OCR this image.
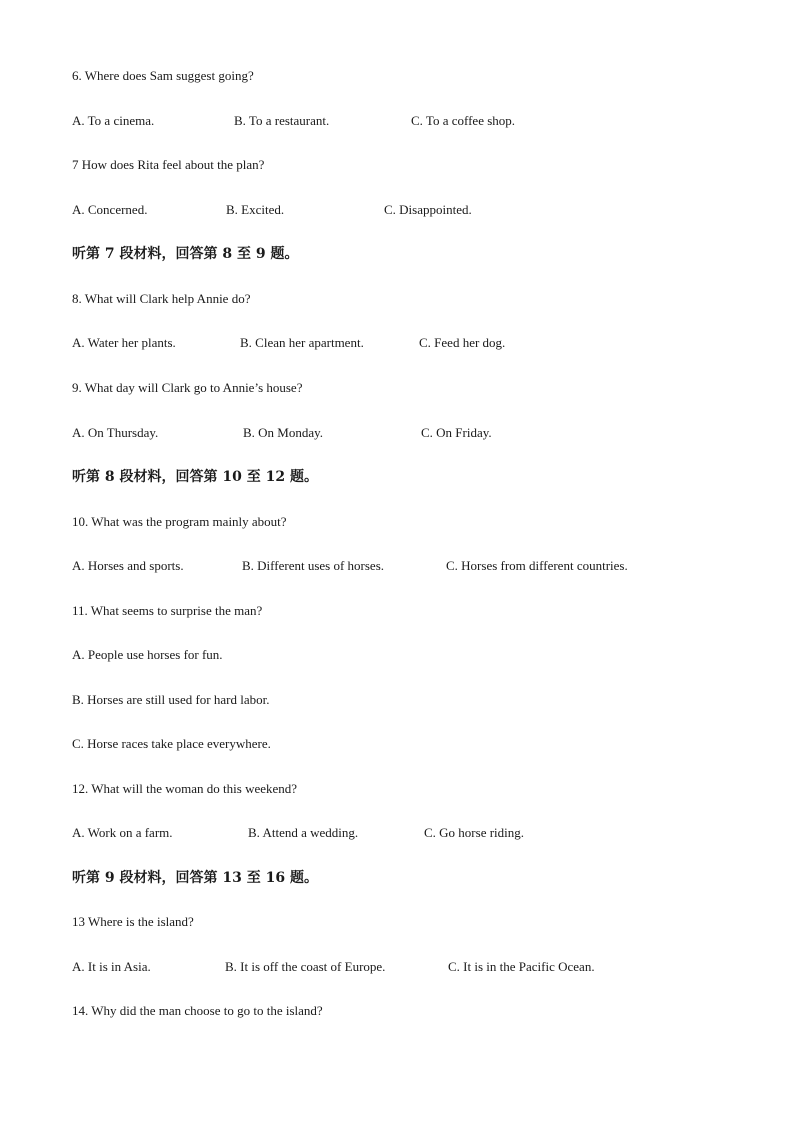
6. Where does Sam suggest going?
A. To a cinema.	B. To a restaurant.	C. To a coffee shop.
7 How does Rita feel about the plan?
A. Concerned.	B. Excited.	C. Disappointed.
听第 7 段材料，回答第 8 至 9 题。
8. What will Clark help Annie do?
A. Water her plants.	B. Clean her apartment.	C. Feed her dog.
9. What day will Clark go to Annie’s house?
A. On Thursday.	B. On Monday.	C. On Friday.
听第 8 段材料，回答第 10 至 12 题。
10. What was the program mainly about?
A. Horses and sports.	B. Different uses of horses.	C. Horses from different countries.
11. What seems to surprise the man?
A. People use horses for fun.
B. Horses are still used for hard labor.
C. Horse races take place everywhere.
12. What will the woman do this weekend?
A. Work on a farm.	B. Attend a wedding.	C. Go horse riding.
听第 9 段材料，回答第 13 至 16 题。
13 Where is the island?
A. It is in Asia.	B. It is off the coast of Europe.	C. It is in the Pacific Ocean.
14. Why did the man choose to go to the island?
=-=-=
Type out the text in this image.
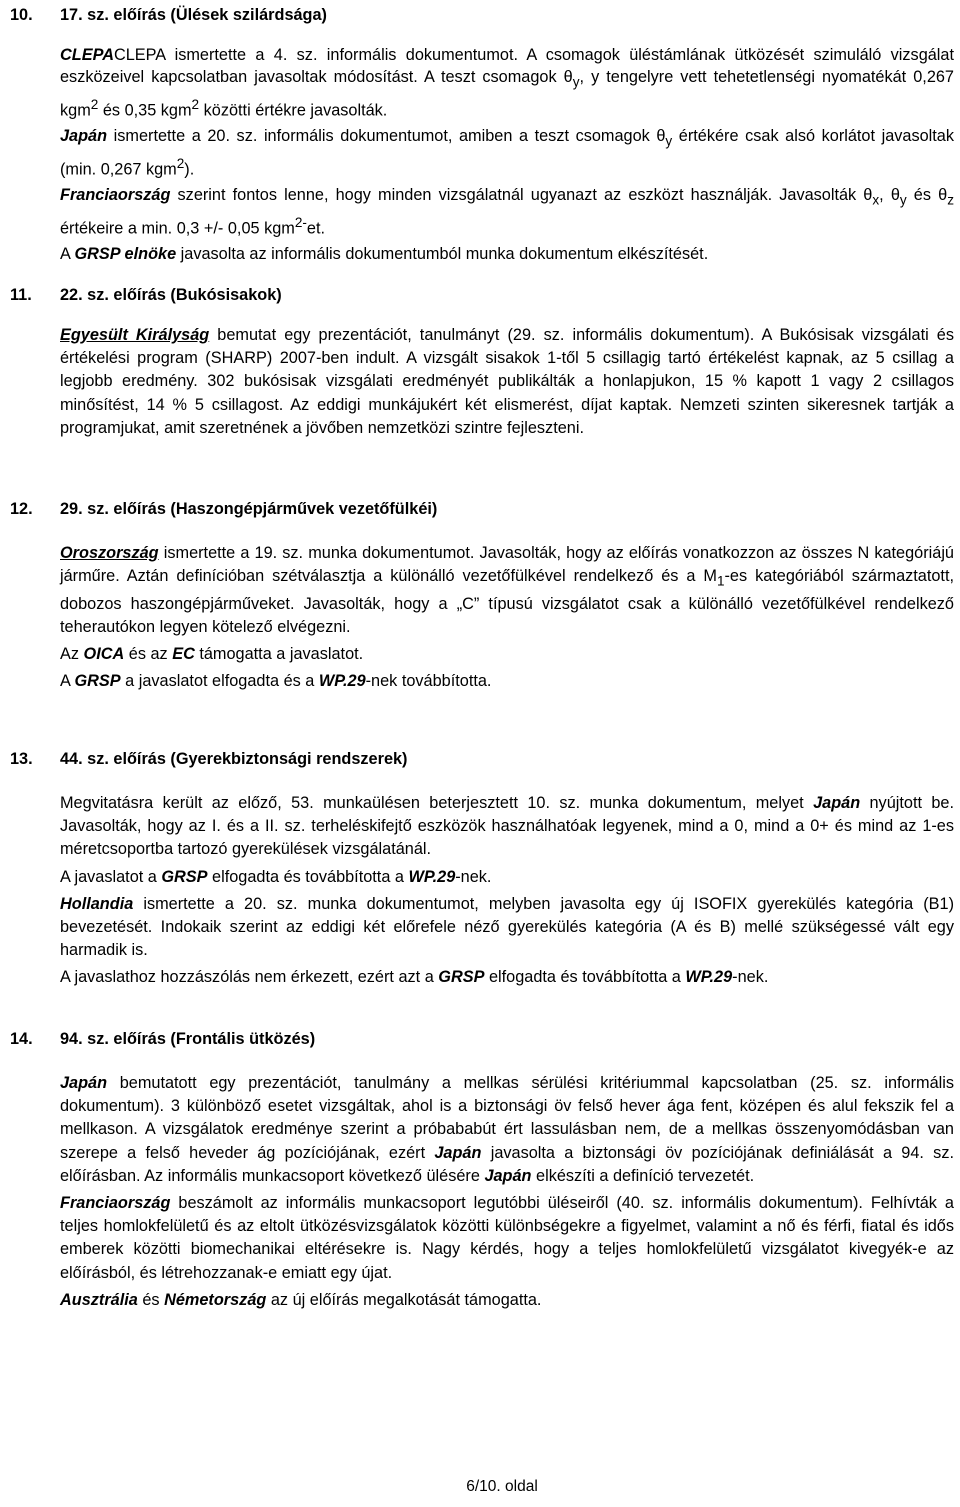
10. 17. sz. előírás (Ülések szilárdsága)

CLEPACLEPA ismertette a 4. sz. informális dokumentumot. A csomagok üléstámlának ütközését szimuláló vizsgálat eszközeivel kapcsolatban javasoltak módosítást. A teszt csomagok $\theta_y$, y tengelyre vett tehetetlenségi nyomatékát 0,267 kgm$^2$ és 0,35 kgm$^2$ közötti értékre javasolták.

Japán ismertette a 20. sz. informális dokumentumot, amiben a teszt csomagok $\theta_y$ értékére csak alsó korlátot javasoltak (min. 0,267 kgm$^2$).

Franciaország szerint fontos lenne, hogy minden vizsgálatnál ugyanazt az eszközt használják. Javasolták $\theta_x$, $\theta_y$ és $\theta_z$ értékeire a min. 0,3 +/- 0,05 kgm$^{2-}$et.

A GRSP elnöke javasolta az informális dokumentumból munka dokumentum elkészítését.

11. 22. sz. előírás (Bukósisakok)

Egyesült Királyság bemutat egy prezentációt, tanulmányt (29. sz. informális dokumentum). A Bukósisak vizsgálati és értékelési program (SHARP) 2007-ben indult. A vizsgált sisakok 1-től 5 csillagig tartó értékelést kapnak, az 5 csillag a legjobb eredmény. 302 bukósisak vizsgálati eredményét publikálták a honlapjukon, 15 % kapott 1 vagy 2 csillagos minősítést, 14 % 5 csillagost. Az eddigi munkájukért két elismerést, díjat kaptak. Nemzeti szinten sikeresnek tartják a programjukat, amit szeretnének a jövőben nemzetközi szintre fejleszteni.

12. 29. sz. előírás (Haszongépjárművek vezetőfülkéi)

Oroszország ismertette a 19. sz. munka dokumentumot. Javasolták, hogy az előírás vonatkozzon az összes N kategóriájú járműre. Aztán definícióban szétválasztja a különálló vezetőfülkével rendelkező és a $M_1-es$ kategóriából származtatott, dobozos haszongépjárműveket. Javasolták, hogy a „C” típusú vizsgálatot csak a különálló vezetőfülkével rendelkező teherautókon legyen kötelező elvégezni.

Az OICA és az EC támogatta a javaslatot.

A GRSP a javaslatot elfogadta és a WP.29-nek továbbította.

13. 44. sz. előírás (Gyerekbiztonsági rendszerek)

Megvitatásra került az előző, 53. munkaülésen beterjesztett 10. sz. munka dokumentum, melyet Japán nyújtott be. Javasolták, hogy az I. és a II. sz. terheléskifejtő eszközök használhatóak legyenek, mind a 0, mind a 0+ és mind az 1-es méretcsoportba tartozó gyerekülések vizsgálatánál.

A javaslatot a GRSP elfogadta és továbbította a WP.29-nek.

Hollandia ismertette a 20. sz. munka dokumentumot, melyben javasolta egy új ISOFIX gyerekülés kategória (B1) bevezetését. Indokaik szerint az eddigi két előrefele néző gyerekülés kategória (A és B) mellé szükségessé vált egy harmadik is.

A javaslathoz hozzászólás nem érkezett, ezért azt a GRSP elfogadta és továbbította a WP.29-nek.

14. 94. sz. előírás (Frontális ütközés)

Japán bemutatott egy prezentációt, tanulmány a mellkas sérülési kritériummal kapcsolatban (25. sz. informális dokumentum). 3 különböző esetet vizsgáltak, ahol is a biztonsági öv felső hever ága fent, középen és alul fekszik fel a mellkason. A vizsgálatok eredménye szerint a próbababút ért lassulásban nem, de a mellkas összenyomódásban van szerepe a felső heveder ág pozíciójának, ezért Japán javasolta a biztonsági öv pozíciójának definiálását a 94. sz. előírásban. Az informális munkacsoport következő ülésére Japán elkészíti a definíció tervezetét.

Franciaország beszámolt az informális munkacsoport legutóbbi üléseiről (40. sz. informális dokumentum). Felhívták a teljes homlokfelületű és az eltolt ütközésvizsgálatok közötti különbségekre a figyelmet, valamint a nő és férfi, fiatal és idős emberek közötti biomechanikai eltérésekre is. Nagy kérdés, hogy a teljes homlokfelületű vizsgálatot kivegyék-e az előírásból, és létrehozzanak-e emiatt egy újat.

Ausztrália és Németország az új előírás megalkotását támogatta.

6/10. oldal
=-=-=
__Job__
Copy out each line in the preceding records that contains "Annie".

__Task result__
8. What will Clark help Annie do?
9. What day will Clark go to Annie’s house?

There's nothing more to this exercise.